#### [Stated exercise]
State only how many lines contain the string "this".

Dataset records on visual material:

▬▬▬

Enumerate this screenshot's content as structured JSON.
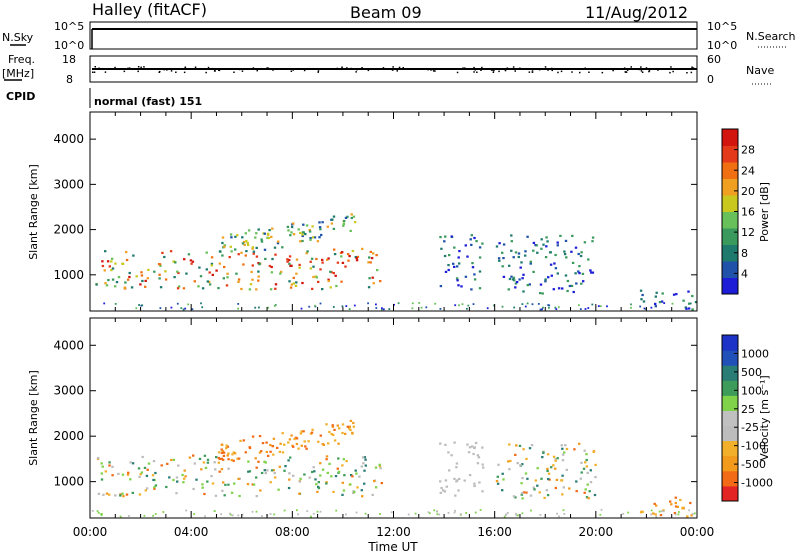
{
  "header": {
    "station": "Halley (fitACF)",
    "beam": "Beam 09",
    "date": "11/Aug/2012"
  },
  "colors": {
    "power_scale": [
      "#1d1dd8",
      "#1f52a8",
      "#1f7a6e",
      "#3a9a5e",
      "#68c05a",
      "#c8c81e",
      "#f0a020",
      "#ef6f12",
      "#e4391b",
      "#d2150f"
    ],
    "velocity_scale": [
      "#e32424",
      "#f26a16",
      "#f19a1c",
      "#f2b02a",
      "#bcbcbc",
      "#c0c0c0",
      "#7fd24a",
      "#3e9c5a",
      "#2a7d74",
      "#2050b8",
      "#1d33c8"
    ],
    "ground_scatter": "#bcbcbc"
  },
  "panels": {
    "nsky": {
      "left_label": "N.Sky",
      "left_ticks": [
        "10^5",
        "10^0"
      ],
      "right_label": "N.Search",
      "right_ticks": [
        "10^5",
        "10^0"
      ]
    },
    "freq": {
      "left_label_1": "Freq.",
      "left_label_2": "[MHz]",
      "left_ticks": [
        "18",
        "8"
      ],
      "right_label": "Nave",
      "right_ticks": [
        "60",
        "0"
      ]
    },
    "cpid": {
      "label": "CPID",
      "text": "normal (fast) 151"
    }
  },
  "chart_data": [
    {
      "type": "heatmap",
      "name": "power",
      "ylabel": "Slant Range [km]",
      "xlabel": "Time UT",
      "y_ticks": [
        "1000",
        "2000",
        "3000",
        "4000"
      ],
      "ylim": [
        200,
        4600
      ],
      "x_ticks": [
        "00:00",
        "04:00",
        "08:00",
        "12:00",
        "16:00",
        "20:00",
        "00:00"
      ],
      "xlim_hours": [
        0,
        24
      ],
      "colorbar": {
        "label": "Power [dB]",
        "ticks": [
          "4",
          "8",
          "12",
          "16",
          "20",
          "24",
          "28"
        ],
        "range": [
          0,
          30
        ]
      },
      "scatter_regions": [
        {
          "t": [
            0.2,
            11.5
          ],
          "r": [
            700,
            1600
          ],
          "level": "mixed-high"
        },
        {
          "t": [
            5.0,
            10.5
          ],
          "r": [
            1400,
            2300
          ],
          "level": "mid"
        },
        {
          "t": [
            13.8,
            15.5
          ],
          "r": [
            700,
            1900
          ],
          "level": "low"
        },
        {
          "t": [
            16.0,
            20.0
          ],
          "r": [
            600,
            1900
          ],
          "level": "low"
        },
        {
          "t": [
            21.5,
            24.0
          ],
          "r": [
            250,
            700
          ],
          "level": "low"
        }
      ]
    },
    {
      "type": "heatmap",
      "name": "velocity",
      "ylabel": "Slant Range [km]",
      "xlabel": "Time UT",
      "y_ticks": [
        "1000",
        "2000",
        "3000",
        "4000"
      ],
      "ylim": [
        200,
        4600
      ],
      "x_ticks": [
        "00:00",
        "04:00",
        "08:00",
        "12:00",
        "16:00",
        "20:00",
        "00:00"
      ],
      "xlim_hours": [
        0,
        24
      ],
      "colorbar": {
        "label": "Velocity [m s⁻¹]",
        "ticks": [
          "1000",
          "500",
          "100",
          "25",
          "-25",
          "-100",
          "-500",
          "-1000"
        ],
        "range": [
          -1000,
          1000
        ]
      },
      "scatter_regions": [
        {
          "t": [
            0.2,
            11.5
          ],
          "r": [
            700,
            1600
          ],
          "level": "mixed"
        },
        {
          "t": [
            5.0,
            10.5
          ],
          "r": [
            1400,
            2300
          ],
          "level": "negative"
        },
        {
          "t": [
            13.8,
            15.5
          ],
          "r": [
            700,
            1900
          ],
          "level": "ground"
        },
        {
          "t": [
            16.0,
            20.0
          ],
          "r": [
            600,
            1900
          ],
          "level": "mixed"
        },
        {
          "t": [
            21.5,
            24.0
          ],
          "r": [
            250,
            700
          ],
          "level": "negative"
        }
      ]
    }
  ]
}
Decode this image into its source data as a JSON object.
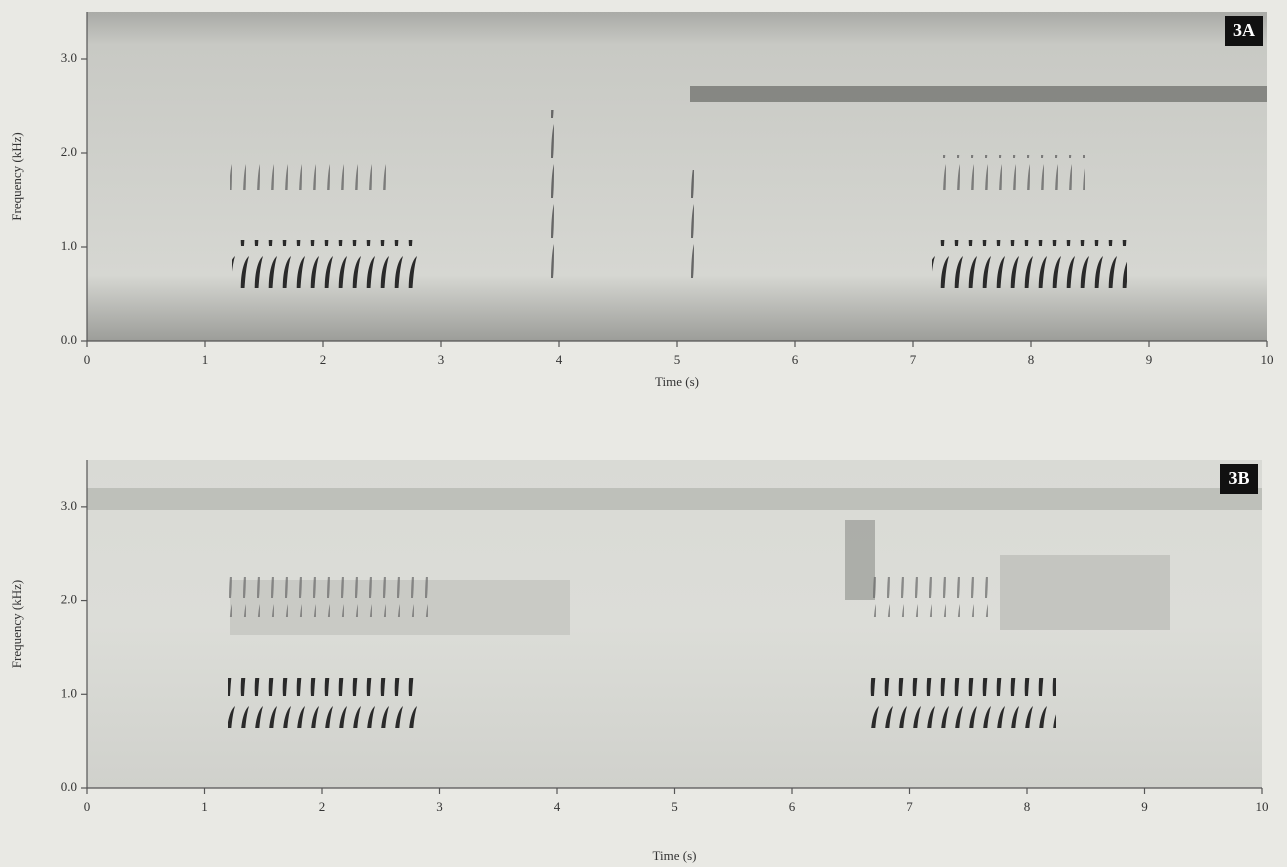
{
  "chart_data": [
    {
      "type": "spectrogram",
      "panel_label": "3A",
      "xlabel": "Time (s)",
      "ylabel": "Frequency (kHz)",
      "xlim": [
        0,
        10
      ],
      "xticks": [
        0,
        1,
        2,
        3,
        4,
        5,
        6,
        7,
        8,
        9,
        10
      ],
      "ylim": [
        0,
        3.5
      ],
      "yticks": [
        {
          "value": 0,
          "label": "0.0"
        },
        {
          "value": 1,
          "label": "1.0"
        },
        {
          "value": 2,
          "label": "2.0"
        },
        {
          "value": 3,
          "label": "3.0"
        }
      ]
    },
    {
      "type": "spectrogram",
      "panel_label": "3B",
      "xlabel": "Time (s)",
      "ylabel": "Frequency (kHz)",
      "xlim": [
        0,
        10
      ],
      "xticks": [
        0,
        1,
        2,
        3,
        4,
        5,
        6,
        7,
        8,
        9,
        10
      ],
      "ylim": [
        0,
        3.5
      ],
      "yticks": [
        {
          "value": 0,
          "label": "0.0"
        },
        {
          "value": 1,
          "label": "1.0"
        },
        {
          "value": 2,
          "label": "2.0"
        },
        {
          "value": 3,
          "label": "3.0"
        }
      ]
    }
  ]
}
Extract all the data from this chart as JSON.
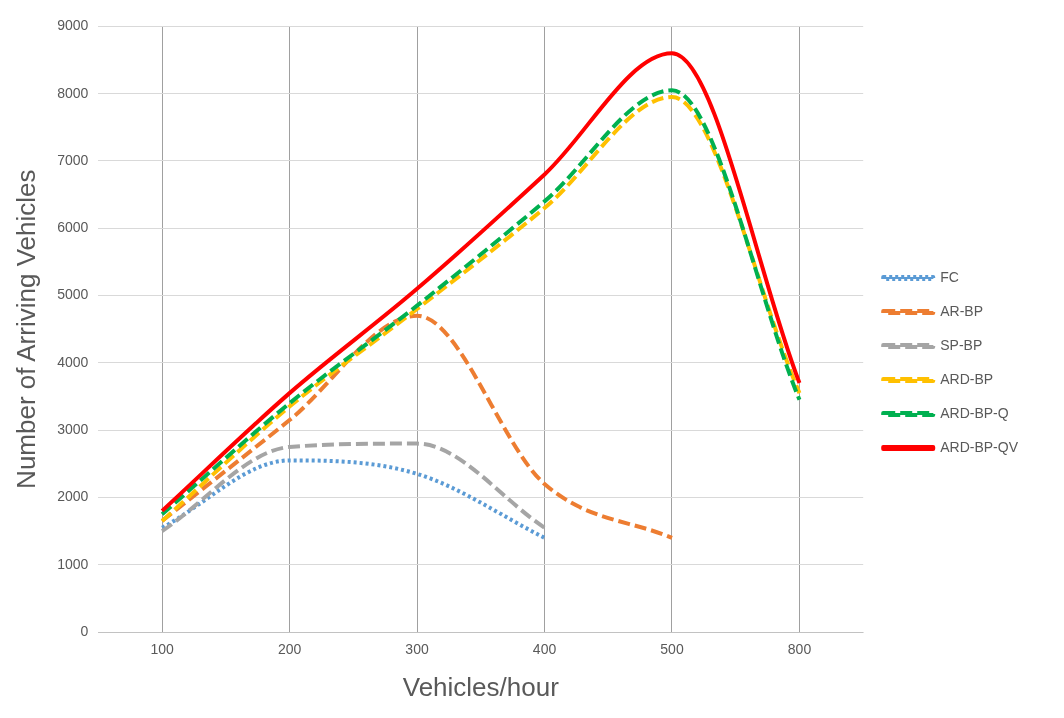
{
  "chart_data": {
    "type": "line",
    "xlabel": "Vehicles/hour",
    "ylabel": "Number of Arriving Vehicles",
    "categories": [
      "100",
      "200",
      "300",
      "400",
      "500",
      "800"
    ],
    "ylim": [
      0,
      9000
    ],
    "yticks": [
      0,
      1000,
      2000,
      3000,
      4000,
      5000,
      6000,
      7000,
      8000,
      9000
    ],
    "grid": true,
    "legend": "right",
    "marker": "none",
    "series": [
      {
        "name": "FC",
        "color": "#5b9bd5",
        "line_style": "dotted",
        "values": [
          1550,
          2550,
          2350,
          1400,
          null,
          null
        ]
      },
      {
        "name": "AR-BP",
        "color": "#ed7d31",
        "line_style": "dashed",
        "values": [
          1650,
          3150,
          4700,
          2200,
          1400,
          null
        ]
      },
      {
        "name": "SP-BP",
        "color": "#a5a5a5",
        "line_style": "dashed",
        "values": [
          1500,
          2750,
          2800,
          1550,
          null,
          null
        ]
      },
      {
        "name": "ARD-BP",
        "color": "#ffc000",
        "line_style": "dashed",
        "values": [
          1650,
          3350,
          4800,
          6300,
          7950,
          3550
        ]
      },
      {
        "name": "ARD-BP-Q",
        "color": "#00b050",
        "line_style": "dashed",
        "values": [
          1750,
          3400,
          4850,
          6400,
          8050,
          3450
        ]
      },
      {
        "name": "ARD-BP-QV",
        "color": "#ff0000",
        "line_style": "solid",
        "values": [
          1800,
          3550,
          5100,
          6800,
          8600,
          3700
        ]
      }
    ]
  }
}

▬▬▬

#### [Response]
3